Exercise directions:
Check each line of the material below, and copy it if it holds the string "最美基层民警".

Excerpted records:

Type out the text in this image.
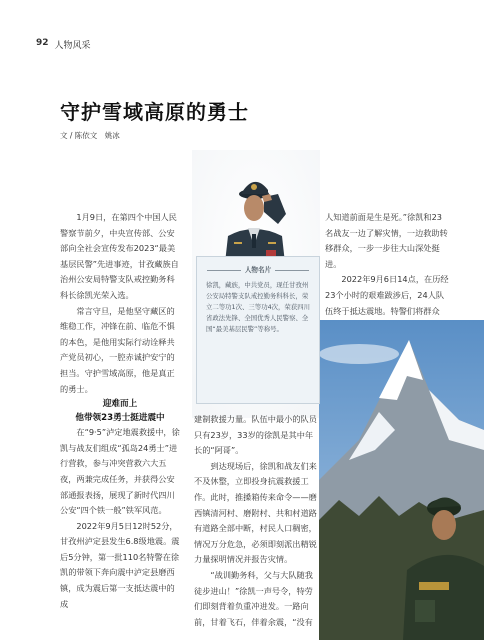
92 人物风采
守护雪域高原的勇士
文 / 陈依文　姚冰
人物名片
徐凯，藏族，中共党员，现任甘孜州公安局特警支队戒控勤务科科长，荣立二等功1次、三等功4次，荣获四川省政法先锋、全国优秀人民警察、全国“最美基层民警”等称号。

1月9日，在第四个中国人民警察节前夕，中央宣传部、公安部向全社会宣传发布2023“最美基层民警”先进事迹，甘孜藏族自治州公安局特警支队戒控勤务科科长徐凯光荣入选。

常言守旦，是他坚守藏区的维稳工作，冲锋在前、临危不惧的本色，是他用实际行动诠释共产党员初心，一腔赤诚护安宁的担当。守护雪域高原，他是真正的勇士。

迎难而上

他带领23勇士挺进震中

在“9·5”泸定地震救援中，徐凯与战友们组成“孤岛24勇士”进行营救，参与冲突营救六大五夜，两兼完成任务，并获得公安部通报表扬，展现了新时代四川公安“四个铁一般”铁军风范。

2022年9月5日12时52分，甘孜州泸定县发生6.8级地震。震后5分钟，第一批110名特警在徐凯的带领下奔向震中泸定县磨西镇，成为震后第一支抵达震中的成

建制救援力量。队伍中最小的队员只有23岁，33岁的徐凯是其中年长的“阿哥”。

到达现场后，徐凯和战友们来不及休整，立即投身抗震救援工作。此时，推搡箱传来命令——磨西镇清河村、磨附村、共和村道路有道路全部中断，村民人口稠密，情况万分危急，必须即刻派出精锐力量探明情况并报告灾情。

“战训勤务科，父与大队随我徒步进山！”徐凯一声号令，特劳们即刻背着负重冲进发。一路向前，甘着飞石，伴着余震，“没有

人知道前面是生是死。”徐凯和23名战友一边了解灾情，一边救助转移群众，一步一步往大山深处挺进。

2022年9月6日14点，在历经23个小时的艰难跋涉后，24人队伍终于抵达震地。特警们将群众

Problem solution:
徐凯，藏族，中共党员，现任甘孜州公安局特警支队戒控勤务科科长，荣立二等功1次、三等功4次，荣获四川省政法先锋、全国优秀人民警察、全国“最美基层民警”等称号。
1月9日，在第四个中国人民警察节前夕，中央宣传部、公安部向全社会宣传发布2023“最美基层民警”先进事迹，甘孜藏族自治州公安局特警支队戒控勤务科科长徐凯光荣入选。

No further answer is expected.